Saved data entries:

========

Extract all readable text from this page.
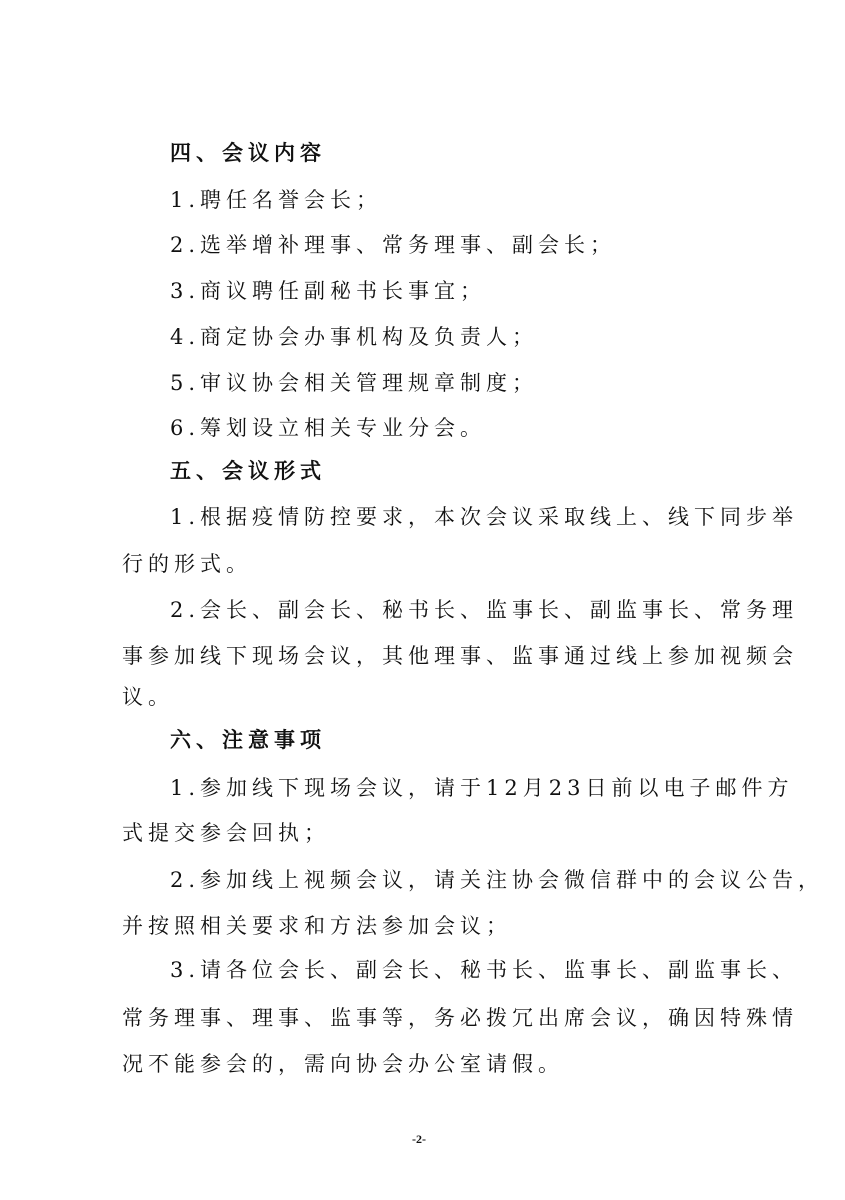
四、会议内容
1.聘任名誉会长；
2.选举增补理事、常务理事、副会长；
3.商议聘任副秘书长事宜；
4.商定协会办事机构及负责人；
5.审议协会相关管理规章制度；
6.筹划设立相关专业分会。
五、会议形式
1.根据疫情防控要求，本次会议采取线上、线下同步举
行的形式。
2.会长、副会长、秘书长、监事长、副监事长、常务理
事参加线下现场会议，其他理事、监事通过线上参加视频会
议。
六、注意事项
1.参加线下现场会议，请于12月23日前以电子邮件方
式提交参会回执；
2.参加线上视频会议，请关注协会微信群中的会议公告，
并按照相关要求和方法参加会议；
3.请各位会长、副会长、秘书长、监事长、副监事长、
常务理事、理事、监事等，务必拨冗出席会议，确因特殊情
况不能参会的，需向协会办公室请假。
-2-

========

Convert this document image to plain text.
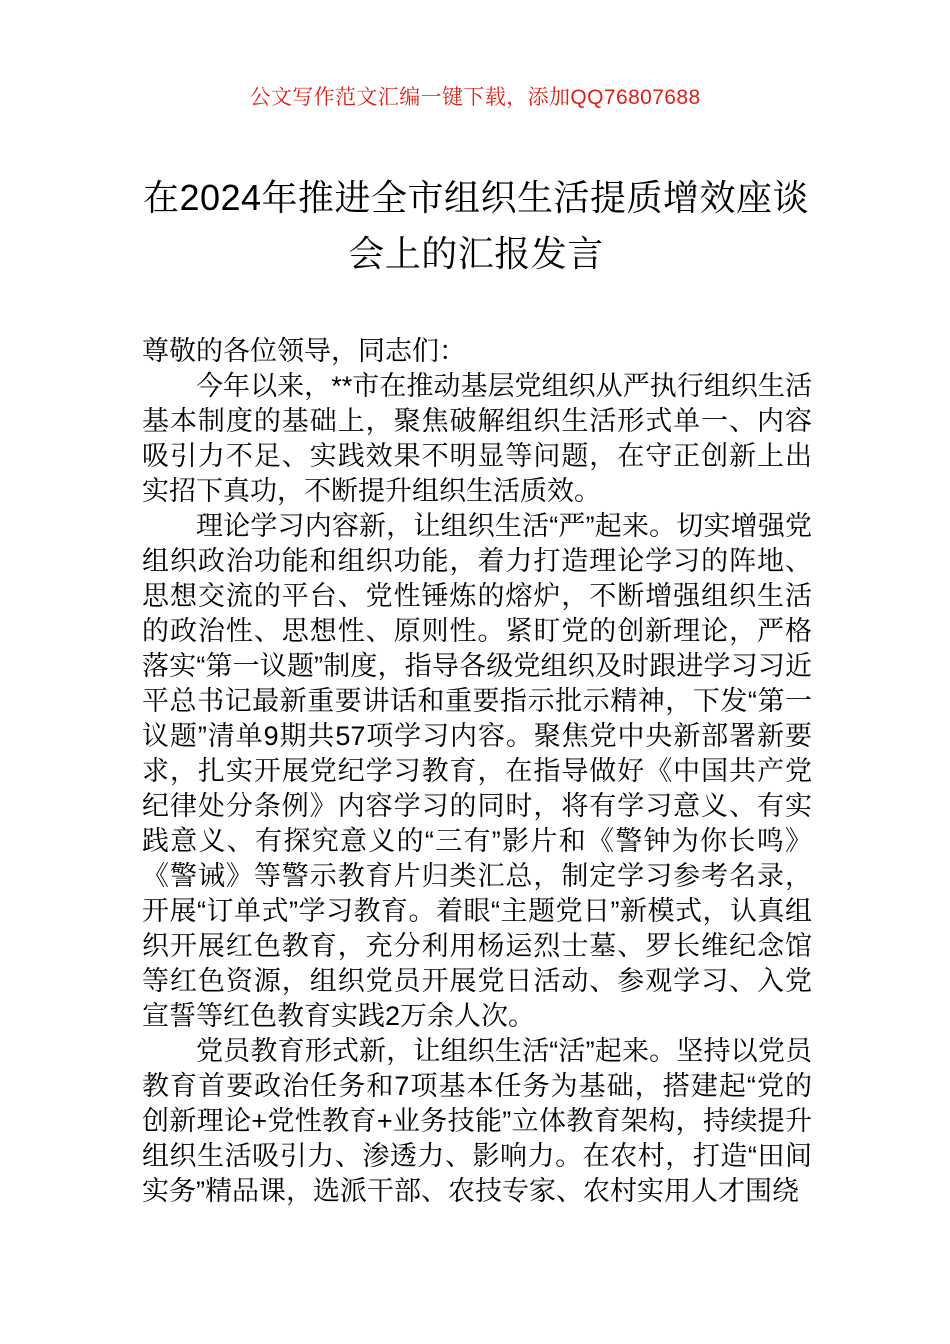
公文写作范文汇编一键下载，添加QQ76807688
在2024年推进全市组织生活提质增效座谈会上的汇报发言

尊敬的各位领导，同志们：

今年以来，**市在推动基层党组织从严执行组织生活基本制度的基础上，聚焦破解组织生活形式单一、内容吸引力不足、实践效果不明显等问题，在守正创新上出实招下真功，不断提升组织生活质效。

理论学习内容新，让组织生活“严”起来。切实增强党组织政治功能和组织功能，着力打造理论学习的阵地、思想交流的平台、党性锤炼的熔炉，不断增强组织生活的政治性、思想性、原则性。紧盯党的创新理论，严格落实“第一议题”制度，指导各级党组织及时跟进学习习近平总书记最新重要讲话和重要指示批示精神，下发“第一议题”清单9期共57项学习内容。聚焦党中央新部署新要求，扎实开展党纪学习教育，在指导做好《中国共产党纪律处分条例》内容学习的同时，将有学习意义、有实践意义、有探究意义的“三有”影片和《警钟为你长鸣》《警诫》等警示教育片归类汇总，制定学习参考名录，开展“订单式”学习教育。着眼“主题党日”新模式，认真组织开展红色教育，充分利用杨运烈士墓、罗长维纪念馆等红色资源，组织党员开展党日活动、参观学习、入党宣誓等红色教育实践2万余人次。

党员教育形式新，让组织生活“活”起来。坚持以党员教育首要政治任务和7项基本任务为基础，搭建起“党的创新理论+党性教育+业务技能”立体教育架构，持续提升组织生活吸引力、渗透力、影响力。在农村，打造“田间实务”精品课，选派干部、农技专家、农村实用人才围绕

========

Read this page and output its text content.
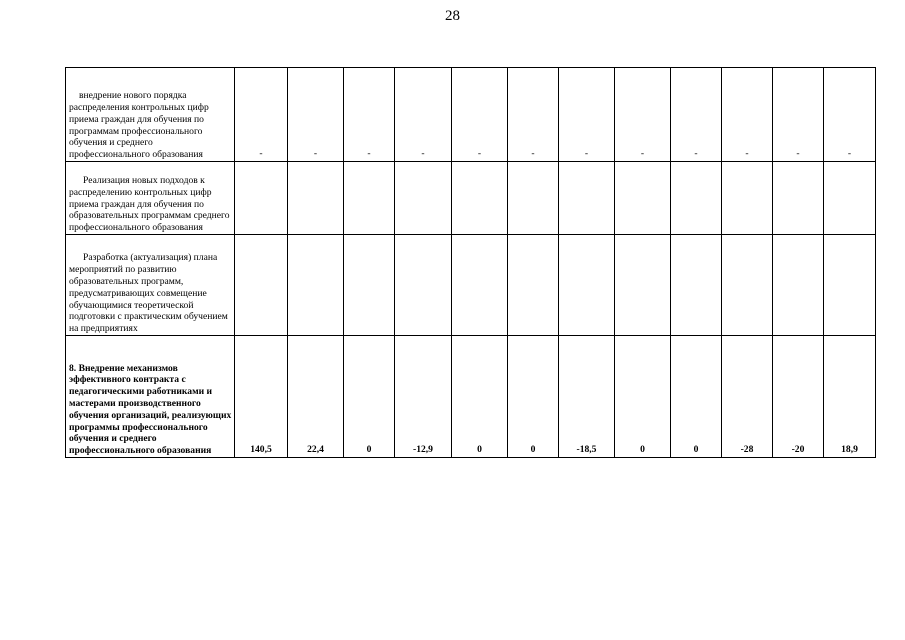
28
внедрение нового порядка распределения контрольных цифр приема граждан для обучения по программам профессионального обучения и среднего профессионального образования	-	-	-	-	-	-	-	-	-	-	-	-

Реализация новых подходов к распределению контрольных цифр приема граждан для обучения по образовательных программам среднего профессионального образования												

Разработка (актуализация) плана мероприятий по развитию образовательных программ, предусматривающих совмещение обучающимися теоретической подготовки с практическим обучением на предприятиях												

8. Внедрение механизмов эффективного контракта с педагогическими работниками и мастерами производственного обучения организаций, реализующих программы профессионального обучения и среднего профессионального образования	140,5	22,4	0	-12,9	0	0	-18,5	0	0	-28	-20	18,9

========

Direction:
Pull every line containing the word "page" out of the material and copy it.

Written answer:
Extract all readable text from this page.
Read this page and output its text content.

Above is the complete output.